>> Begin DATASET EXCERPTS
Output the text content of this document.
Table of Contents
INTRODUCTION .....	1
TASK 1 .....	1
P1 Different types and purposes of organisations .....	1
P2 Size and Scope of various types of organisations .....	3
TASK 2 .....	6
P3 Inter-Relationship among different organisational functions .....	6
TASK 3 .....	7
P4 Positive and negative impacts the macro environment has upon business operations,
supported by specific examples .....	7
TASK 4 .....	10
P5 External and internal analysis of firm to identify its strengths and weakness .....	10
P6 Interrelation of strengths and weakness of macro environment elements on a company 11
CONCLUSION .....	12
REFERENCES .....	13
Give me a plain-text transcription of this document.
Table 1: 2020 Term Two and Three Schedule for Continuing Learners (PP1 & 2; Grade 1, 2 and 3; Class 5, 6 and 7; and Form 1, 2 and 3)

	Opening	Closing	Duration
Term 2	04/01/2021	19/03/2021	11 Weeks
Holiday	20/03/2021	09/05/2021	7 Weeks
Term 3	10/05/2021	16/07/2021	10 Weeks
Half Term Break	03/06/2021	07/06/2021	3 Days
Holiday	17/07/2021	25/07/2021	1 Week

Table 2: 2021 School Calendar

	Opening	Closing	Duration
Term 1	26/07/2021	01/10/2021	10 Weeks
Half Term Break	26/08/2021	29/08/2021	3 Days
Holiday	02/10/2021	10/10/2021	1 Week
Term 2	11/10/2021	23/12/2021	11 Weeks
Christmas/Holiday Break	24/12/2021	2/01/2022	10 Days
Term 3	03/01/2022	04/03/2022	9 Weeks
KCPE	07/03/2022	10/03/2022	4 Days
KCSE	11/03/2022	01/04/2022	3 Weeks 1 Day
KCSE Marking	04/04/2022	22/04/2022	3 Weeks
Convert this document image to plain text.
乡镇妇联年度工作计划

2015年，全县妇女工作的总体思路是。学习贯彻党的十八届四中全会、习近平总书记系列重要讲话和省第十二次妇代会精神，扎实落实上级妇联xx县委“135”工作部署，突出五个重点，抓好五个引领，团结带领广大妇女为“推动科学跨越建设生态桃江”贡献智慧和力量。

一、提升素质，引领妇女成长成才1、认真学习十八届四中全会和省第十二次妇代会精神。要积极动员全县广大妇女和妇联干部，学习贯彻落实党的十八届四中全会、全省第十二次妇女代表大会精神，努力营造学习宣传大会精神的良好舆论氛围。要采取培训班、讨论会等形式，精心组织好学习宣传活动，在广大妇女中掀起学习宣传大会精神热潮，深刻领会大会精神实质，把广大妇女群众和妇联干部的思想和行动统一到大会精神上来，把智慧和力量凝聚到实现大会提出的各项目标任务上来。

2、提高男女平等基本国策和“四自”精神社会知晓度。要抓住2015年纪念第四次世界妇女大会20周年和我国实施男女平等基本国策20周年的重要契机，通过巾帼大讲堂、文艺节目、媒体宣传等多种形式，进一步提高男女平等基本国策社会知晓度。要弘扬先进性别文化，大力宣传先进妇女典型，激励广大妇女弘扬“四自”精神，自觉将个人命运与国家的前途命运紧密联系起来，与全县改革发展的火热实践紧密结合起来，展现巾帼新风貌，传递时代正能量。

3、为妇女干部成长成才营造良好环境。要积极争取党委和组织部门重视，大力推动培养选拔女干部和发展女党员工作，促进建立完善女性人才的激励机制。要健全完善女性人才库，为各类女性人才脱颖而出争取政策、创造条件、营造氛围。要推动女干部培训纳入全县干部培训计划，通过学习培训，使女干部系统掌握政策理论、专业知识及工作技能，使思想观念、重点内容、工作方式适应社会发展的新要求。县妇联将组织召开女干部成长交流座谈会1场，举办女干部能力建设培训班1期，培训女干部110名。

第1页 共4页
>> End DATASET EXCERPTS
GIVEN EXERCISE:
Copy all of the material word for word.

OUTPUT BELOW:
Output the text content of this document.
Table of Contents
INTRODUCTION .....	1
TASK 1 .....	1
P1 Different types and purposes of organisations .....	1
P2 Size and Scope of various types of organisations .....	3
TASK 2 .....	6
P3 Inter-Relationship among different organisational functions .....	6
TASK 3 .....	7
P4 Positive and negative impacts the macro environment has upon business operations,
supported by specific examples .....	7
TASK 4 .....	10
P5 External and internal analysis of firm to identify its strengths and weakness .....	10
P6 Interrelation of strengths and weakness of macro environment elements on a company 11
CONCLUSION .....	12
REFERENCES .....	13
Give me a plain-text transcription of this document.
Table 1: 2020 Term Two and Three Schedule for Continuing Learners (PP1 & 2; Grade 1, 2 and 3; Class 5, 6 and 7; and Form 1, 2 and 3)

	Opening	Closing	Duration
Term 2	04/01/2021	19/03/2021	11 Weeks
Holiday	20/03/2021	09/05/2021	7 Weeks
Term 3	10/05/2021	16/07/2021	10 Weeks
Half Term Break	03/06/2021	07/06/2021	3 Days
Holiday	17/07/2021	25/07/2021	1 Week

Table 2: 2021 School Calendar

	Opening	Closing	Duration
Term 1	26/07/2021	01/10/2021	10 Weeks
Half Term Break	26/08/2021	29/08/2021	3 Days
Holiday	02/10/2021	10/10/2021	1 Week
Term 2	11/10/2021	23/12/2021	11 Weeks
Christmas/Holiday Break	24/12/2021	2/01/2022	10 Days
Term 3	03/01/2022	04/03/2022	9 Weeks
KCPE	07/03/2022	10/03/2022	4 Days
KCSE	11/03/2022	01/04/2022	3 Weeks 1 Day
KCSE Marking	04/04/2022	22/04/2022	3 Weeks
Convert this document image to plain text.
乡镇妇联年度工作计划

2015年，全县妇女工作的总体思路是。学习贯彻党的十八届四中全会、习近平总书记系列重要讲话和省第十二次妇代会精神，扎实落实上级妇联xx县委“135”工作部署，突出五个重点，抓好五个引领，团结带领广大妇女为“推动科学跨越建设生态桃江”贡献智慧和力量。

一、提升素质，引领妇女成长成才1、认真学习十八届四中全会和省第十二次妇代会精神。要积极动员全县广大妇女和妇联干部，学习贯彻落实党的十八届四中全会、全省第十二次妇女代表大会精神，努力营造学习宣传大会精神的良好舆论氛围。要采取培训班、讨论会等形式，精心组织好学习宣传活动，在广大妇女中掀起学习宣传大会精神热潮，深刻领会大会精神实质，把广大妇女群众和妇联干部的思想和行动统一到大会精神上来，把智慧和力量凝聚到实现大会提出的各项目标任务上来。

2、提高男女平等基本国策和“四自”精神社会知晓度。要抓住2015年纪念第四次世界妇女大会20周年和我国实施男女平等基本国策20周年的重要契机，通过巾帼大讲堂、文艺节目、媒体宣传等多种形式，进一步提高男女平等基本国策社会知晓度。要弘扬先进性别文化，大力宣传先进妇女典型，激励广大妇女弘扬“四自”精神，自觉将个人命运与国家的前途命运紧密联系起来，与全县改革发展的火热实践紧密结合起来，展现巾帼新风貌，传递时代正能量。

3、为妇女干部成长成才营造良好环境。要积极争取党委和组织部门重视，大力推动培养选拔女干部和发展女党员工作，促进建立完善女性人才的激励机制。要健全完善女性人才库，为各类女性人才脱颖而出争取政策、创造条件、营造氛围。要推动女干部培训纳入全县干部培训计划，通过学习培训，使女干部系统掌握政策理论、专业知识及工作技能，使思想观念、重点内容、工作方式适应社会发展的新要求。县妇联将组织召开女干部成长交流座谈会1场，举办女干部能力建设培训班1期，培训女干部110名。

第1页 共4页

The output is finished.